Start Data provided
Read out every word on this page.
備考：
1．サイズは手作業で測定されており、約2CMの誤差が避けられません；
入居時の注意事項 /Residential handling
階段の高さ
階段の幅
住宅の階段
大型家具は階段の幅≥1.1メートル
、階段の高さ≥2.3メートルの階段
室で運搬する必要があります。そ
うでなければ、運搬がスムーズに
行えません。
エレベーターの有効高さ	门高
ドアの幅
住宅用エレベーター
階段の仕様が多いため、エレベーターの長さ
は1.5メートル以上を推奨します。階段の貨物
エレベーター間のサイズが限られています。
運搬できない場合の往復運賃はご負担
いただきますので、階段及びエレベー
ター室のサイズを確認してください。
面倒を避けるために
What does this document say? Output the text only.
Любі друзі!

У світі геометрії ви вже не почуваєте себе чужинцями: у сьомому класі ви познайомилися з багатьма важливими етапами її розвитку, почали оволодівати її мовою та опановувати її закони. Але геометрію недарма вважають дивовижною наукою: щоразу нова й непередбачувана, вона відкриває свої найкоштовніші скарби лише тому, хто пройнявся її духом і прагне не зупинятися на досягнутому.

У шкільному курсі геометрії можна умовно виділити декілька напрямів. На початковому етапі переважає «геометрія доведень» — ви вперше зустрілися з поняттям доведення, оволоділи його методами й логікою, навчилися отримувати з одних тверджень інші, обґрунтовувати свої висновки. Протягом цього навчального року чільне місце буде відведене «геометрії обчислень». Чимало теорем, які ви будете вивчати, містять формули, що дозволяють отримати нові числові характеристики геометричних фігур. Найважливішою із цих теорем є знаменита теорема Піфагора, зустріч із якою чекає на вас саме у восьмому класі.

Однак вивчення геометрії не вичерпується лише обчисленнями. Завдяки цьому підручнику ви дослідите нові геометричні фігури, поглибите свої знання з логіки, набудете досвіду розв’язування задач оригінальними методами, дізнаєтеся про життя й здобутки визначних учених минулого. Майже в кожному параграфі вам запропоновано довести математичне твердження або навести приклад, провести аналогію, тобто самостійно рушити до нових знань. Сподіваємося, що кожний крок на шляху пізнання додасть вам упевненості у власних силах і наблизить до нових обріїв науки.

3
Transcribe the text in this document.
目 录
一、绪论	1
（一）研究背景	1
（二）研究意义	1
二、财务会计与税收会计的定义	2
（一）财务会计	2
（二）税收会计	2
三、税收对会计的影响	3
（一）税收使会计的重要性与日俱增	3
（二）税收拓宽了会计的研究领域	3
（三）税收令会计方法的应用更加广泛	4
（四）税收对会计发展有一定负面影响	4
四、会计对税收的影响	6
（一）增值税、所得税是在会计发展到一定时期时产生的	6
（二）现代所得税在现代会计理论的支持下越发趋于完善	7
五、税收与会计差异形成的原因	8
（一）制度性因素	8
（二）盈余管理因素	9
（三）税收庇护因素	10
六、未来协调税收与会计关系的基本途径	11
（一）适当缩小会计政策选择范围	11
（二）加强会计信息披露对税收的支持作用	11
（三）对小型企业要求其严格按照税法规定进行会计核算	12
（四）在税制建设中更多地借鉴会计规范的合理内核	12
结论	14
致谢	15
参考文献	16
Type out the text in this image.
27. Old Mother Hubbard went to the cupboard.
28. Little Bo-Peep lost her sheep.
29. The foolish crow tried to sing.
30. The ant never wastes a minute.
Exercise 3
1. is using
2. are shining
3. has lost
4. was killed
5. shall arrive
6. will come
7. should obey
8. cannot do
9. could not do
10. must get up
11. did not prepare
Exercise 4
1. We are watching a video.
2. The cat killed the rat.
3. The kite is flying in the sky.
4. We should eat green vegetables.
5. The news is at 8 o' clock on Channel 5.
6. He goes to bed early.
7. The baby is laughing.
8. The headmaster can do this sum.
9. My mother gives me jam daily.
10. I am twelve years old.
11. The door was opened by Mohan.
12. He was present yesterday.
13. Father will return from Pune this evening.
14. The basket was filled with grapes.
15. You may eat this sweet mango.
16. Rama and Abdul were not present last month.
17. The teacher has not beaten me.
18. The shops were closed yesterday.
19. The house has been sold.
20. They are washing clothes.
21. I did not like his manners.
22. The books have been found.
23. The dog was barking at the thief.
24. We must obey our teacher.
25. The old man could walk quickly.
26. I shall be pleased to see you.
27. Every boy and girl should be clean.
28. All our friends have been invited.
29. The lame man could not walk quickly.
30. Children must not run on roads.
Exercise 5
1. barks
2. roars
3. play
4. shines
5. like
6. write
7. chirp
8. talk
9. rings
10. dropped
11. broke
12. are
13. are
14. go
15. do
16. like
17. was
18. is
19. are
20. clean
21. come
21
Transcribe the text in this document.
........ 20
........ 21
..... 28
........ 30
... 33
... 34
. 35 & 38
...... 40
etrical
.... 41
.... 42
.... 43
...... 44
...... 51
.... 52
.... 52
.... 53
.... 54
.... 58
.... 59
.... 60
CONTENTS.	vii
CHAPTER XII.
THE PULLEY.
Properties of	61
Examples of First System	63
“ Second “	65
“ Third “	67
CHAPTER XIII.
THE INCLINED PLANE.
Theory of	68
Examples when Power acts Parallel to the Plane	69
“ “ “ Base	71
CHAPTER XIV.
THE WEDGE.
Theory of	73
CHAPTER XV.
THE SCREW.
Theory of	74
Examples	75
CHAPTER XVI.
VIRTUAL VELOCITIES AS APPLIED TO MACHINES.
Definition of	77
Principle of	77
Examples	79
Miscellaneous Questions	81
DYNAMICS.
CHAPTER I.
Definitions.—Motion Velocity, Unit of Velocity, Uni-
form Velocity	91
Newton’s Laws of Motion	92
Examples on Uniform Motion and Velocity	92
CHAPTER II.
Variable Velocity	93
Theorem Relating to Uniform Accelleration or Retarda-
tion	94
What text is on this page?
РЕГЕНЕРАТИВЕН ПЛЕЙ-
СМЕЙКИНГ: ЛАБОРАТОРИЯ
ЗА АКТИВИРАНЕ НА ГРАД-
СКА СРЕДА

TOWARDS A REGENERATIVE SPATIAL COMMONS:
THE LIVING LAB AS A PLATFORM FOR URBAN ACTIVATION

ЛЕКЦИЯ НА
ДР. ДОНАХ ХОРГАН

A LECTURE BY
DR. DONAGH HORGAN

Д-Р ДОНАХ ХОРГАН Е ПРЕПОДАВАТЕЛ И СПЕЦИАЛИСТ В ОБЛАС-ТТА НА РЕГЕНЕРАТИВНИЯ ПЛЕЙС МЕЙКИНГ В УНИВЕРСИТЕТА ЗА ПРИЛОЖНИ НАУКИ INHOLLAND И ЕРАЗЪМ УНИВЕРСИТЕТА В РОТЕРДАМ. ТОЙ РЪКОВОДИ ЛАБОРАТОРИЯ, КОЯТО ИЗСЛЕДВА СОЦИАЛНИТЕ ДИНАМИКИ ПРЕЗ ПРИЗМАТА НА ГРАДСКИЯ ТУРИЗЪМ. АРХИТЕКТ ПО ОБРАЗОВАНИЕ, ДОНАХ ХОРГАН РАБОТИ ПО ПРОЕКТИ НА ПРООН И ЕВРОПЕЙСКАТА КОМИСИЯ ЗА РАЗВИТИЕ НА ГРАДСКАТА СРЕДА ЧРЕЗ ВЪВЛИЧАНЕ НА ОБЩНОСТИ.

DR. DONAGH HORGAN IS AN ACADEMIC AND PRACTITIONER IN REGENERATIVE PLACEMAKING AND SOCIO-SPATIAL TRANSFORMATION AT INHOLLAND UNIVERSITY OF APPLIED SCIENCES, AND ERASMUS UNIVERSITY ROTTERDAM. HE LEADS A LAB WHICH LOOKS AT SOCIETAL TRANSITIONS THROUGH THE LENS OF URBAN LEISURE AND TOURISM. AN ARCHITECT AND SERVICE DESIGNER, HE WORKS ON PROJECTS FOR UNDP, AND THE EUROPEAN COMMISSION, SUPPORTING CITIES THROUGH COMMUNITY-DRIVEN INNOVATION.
End Data provided
→ **Exercise goal**
How many lines in the data contain the string "could"? Respond with the number only.

→ **Exercise result**
3